# Set exercise
Select, from the material below, each line with "between" in it.

[Chart and figure data]
━━━━━━━━━━━━━━━━━━━━

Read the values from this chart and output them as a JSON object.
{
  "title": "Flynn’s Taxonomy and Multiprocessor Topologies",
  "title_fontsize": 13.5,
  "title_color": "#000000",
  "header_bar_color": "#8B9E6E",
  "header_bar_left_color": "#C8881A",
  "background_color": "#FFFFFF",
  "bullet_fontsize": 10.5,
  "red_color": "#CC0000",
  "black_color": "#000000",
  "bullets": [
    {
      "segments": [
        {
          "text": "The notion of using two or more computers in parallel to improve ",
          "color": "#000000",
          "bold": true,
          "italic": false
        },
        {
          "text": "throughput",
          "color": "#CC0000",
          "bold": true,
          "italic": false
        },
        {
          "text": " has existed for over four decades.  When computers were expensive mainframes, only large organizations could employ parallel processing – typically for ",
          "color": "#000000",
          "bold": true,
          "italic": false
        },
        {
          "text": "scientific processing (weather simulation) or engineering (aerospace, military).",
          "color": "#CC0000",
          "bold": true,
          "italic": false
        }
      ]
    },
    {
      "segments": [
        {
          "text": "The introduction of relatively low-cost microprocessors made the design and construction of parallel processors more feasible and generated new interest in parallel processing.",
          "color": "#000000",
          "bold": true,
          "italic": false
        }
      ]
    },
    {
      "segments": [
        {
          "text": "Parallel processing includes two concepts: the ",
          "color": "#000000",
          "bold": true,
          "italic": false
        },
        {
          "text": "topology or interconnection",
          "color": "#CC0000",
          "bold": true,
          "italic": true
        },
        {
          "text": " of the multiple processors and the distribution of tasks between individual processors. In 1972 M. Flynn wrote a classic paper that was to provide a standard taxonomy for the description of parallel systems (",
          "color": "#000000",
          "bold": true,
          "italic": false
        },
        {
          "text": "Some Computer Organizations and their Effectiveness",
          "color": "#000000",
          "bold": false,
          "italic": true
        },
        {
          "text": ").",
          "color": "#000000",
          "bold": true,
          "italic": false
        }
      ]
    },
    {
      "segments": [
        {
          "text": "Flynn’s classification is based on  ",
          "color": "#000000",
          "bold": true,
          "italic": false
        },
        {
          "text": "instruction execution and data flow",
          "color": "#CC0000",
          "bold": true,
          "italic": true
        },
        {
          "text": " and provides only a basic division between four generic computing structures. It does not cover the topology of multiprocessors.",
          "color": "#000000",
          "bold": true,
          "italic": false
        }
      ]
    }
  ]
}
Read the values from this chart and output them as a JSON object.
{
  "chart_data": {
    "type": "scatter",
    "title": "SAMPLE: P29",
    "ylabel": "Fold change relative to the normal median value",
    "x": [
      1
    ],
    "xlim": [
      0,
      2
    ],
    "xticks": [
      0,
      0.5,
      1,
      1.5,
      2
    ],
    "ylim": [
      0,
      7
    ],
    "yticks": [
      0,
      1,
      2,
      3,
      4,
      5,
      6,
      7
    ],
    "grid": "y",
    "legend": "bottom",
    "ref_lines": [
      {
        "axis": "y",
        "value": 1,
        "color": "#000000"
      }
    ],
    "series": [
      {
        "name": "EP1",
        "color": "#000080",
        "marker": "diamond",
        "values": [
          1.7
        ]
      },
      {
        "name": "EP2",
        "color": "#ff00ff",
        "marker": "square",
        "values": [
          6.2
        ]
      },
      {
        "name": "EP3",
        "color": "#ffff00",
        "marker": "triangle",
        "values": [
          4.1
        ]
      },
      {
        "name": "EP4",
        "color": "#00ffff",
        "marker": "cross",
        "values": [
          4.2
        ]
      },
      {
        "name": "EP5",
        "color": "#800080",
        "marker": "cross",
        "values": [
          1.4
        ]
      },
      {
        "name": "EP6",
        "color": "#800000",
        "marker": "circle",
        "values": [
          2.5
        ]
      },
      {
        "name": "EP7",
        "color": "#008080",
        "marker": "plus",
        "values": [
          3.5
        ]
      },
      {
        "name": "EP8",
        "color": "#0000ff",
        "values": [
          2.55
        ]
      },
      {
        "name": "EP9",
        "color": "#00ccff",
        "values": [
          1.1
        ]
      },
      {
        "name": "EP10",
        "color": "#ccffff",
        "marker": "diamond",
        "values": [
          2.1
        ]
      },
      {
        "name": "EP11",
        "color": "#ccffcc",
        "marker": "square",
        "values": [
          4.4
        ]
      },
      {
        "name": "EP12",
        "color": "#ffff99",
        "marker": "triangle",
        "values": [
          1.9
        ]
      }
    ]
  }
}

━━━━━━━━━━━━━━━━━━━━

# Exercise response
          "text": " of the multiple processors and the distribution of tasks between individual processors. In 1972 M. Flynn wrote a classic paper that was to provide a standard taxonomy for the description of parallel systems (",
          "text": " and provides only a basic division between four generic computing structures. It does not cover the topology of multiprocessors.",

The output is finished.